### FRAGMENTO

Crecimos, y hablamos del cine. Creamos las revistas, en donde transmitíamos y compartimos nuestra pasión por aquello que tanto nos fascinaba. Sin embargo, ante la noticia de un estreno futuro, empezamos a desvivirnos por los avances, por las primeras fotografías. Cada día nos traía una primera imagen, la incorporación de un nuevo actor,  la revelación de un detalle de la trama, y conocer aquellos detalles generaba aún más expectación. Entonces llegaba el estreno, y nuestras revistas no hablaban nunca de la película, como si ni siquiera se atrevieran. En su lugar, publicamos un suculento artículo en forma de retrospectiva sobre películas semejantes estrenadas en el pasado. ¿Dónde estaba el cine en todo aquello? Habíamos esperado meses para disfrutar de algo que ahora nos limitábamos a consumir en dos horas y a olvidar con la misma fugacidad.

No importaba. Ya que no entendíamos del todo, no nos quedaba más remedio que perseverar mirando siempre hacia el futuro, anclados en la expectativa permanente. Creamos la cultura del evento y nos olvidamos del cine. Si tanto nos apasionaba aquella experiencia, ¿por qué no querer aprender más de ella? Nadie nos contó que el cine era un lenguaje. Aprendimos a rechazar todo cuanto no entendíamos de manera automática.

######
### DATOS REGISTRADOS

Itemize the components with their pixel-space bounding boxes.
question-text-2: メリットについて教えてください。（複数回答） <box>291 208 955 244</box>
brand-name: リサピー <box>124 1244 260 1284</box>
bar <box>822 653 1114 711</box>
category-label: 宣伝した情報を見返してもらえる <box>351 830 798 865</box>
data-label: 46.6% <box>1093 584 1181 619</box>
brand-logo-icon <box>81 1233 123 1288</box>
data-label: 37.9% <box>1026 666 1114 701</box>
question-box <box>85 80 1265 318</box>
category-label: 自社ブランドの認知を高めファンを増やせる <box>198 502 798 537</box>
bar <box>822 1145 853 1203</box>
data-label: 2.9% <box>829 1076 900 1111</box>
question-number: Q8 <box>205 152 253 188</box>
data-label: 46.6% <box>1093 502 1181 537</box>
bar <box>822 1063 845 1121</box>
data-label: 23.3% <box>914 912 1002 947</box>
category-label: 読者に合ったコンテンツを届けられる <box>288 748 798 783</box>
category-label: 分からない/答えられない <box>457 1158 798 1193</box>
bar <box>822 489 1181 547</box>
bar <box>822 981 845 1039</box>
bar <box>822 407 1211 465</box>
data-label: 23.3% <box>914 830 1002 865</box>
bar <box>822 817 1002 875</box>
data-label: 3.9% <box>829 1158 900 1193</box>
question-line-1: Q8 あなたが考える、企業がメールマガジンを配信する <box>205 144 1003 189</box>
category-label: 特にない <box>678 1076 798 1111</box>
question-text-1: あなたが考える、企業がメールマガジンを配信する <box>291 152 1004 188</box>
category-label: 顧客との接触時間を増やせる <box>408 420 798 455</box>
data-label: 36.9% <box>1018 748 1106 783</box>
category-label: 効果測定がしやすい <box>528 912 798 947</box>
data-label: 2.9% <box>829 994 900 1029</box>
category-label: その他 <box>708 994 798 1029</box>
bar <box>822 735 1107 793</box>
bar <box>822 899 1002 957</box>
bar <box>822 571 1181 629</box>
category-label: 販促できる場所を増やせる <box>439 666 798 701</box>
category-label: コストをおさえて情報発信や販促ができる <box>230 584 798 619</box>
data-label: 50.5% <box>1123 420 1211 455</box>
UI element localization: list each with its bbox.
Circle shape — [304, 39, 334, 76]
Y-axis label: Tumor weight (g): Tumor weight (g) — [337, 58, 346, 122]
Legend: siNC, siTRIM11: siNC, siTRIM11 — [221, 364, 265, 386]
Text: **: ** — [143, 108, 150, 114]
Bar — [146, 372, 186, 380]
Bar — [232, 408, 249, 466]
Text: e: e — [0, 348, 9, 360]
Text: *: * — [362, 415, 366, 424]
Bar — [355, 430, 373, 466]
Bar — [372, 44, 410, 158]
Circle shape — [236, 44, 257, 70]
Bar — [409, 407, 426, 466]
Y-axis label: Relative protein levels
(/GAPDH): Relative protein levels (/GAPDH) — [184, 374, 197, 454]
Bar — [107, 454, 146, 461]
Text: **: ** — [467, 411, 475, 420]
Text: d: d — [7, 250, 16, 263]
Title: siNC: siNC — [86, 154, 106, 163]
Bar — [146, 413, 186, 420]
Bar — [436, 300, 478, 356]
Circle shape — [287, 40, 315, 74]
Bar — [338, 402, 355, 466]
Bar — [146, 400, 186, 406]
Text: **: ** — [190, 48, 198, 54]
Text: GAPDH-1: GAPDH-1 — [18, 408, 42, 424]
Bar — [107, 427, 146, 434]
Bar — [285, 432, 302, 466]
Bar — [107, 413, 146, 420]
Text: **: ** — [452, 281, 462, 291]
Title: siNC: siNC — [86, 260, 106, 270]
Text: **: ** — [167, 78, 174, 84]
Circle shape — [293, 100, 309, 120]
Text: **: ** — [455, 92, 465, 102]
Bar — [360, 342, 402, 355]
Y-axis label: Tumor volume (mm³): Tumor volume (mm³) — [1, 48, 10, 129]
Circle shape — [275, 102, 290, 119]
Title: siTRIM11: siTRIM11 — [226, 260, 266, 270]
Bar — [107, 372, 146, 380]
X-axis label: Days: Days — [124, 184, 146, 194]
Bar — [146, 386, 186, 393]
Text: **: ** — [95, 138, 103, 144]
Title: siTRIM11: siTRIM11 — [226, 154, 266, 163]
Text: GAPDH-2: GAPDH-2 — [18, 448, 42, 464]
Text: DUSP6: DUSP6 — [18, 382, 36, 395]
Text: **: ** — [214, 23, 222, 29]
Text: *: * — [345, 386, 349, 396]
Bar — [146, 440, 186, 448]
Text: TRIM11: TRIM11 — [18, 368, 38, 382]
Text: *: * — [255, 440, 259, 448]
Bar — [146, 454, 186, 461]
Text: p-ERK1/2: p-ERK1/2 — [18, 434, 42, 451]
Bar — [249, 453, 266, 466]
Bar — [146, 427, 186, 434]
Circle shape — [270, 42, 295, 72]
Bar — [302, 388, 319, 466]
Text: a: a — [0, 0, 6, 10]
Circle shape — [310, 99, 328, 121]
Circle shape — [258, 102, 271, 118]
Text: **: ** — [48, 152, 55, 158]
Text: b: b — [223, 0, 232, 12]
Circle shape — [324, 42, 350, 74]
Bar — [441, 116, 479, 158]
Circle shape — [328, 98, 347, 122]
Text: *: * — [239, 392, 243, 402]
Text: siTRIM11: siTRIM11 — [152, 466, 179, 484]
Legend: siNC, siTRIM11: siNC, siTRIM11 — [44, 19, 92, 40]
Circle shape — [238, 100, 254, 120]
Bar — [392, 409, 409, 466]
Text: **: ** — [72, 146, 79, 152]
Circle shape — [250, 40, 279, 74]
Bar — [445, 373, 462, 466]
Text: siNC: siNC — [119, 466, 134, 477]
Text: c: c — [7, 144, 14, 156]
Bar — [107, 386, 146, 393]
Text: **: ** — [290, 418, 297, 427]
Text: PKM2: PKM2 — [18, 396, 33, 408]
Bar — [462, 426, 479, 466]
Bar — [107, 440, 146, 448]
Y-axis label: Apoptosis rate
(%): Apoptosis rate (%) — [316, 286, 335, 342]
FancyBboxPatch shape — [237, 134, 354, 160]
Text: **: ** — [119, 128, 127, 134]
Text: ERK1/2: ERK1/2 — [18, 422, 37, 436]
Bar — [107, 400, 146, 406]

######

== OBJETIVO DEL EJERCICIO ==
Transcribe literalmente un pasaje del fragmento sobre el cine: arranca en las palabras "Crecimos, y hablamos" y detente después de "la misma fugacidad.".

== PROBLEMA RESUELTO ==
Crecimos, y hablamos del cine. Creamos las revistas, en donde transmitíamos y compartimos nuestra pasión por aquello que tanto nos fascinaba. Sin embargo, ante la noticia de un estreno futuro, empezamos a desvivirnos por los avances, por las primeras fotografías. Cada día nos traía una primera imagen, la incorporación de un nuevo actor,  la revelación de un detalle de la trama, y conocer aquellos detalles generaba aún más expectación. Entonces llegaba el estreno, y nuestras revistas no hablaban nunca de la película, como si ni siquiera se atrevieran. En su lugar, publicamos un suculento artículo en forma de retrospectiva sobre películas semejantes estrenadas en el pasado. ¿Dónde estaba el cine en todo aquello? Habíamos esperado meses para disfrutar de algo que ahora nos limitábamos a consumir en dos horas y a olvidar con la misma fugacidad.